* [Set task]
Every entry must be given again exactly.

Start of Information shown

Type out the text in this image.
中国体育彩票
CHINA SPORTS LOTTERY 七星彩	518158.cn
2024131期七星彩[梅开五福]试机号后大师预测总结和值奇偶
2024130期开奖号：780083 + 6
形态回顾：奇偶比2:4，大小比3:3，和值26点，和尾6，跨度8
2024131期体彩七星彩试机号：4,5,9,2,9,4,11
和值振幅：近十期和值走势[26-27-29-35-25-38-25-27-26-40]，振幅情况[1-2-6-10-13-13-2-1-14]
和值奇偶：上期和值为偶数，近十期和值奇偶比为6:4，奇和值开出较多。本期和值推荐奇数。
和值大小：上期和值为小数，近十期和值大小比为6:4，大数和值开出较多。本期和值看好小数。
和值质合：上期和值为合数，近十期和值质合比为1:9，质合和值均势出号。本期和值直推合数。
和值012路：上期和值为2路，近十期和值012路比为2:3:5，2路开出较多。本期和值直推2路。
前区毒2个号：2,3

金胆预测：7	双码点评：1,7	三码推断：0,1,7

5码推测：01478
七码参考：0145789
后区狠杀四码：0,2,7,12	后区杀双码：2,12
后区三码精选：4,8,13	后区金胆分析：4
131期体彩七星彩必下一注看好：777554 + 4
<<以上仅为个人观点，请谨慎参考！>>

End of Information shown

* [Complete answer]
Type out the text in this image.
中国体育彩票
CHINA SPORTS LOTTERY 七星彩	518158.cn
2024131期七星彩[梅开五福]试机号后大师预测总结和值奇偶
2024130期开奖号：780083 + 6
形态回顾：奇偶比2:4，大小比3:3，和值26点，和尾6，跨度8
2024131期体彩七星彩试机号：4,5,9,2,9,4,11
和值振幅：近十期和值走势[26-27-29-35-25-38-25-27-26-40]，振幅情况[1-2-6-10-13-13-2-1-14]
和值奇偶：上期和值为偶数，近十期和值奇偶比为6:4，奇和值开出较多。本期和值推荐奇数。
和值大小：上期和值为小数，近十期和值大小比为6:4，大数和值开出较多。本期和值看好小数。
和值质合：上期和值为合数，近十期和值质合比为1:9，质合和值均势出号。本期和值直推合数。
和值012路：上期和值为2路，近十期和值012路比为2:3:5，2路开出较多。本期和值直推2路。
前区毒2个号：2,3

金胆预测：7	双码点评：1,7	三码推断：0,1,7

5码推测：01478
七码参考：0145789
后区狠杀四码：0,2,7,12	后区杀双码：2,12
后区三码精选：4,8,13	后区金胆分析：4
131期体彩七星彩必下一注看好：777554 + 4
<<以上仅为个人观点，请谨慎参考！>>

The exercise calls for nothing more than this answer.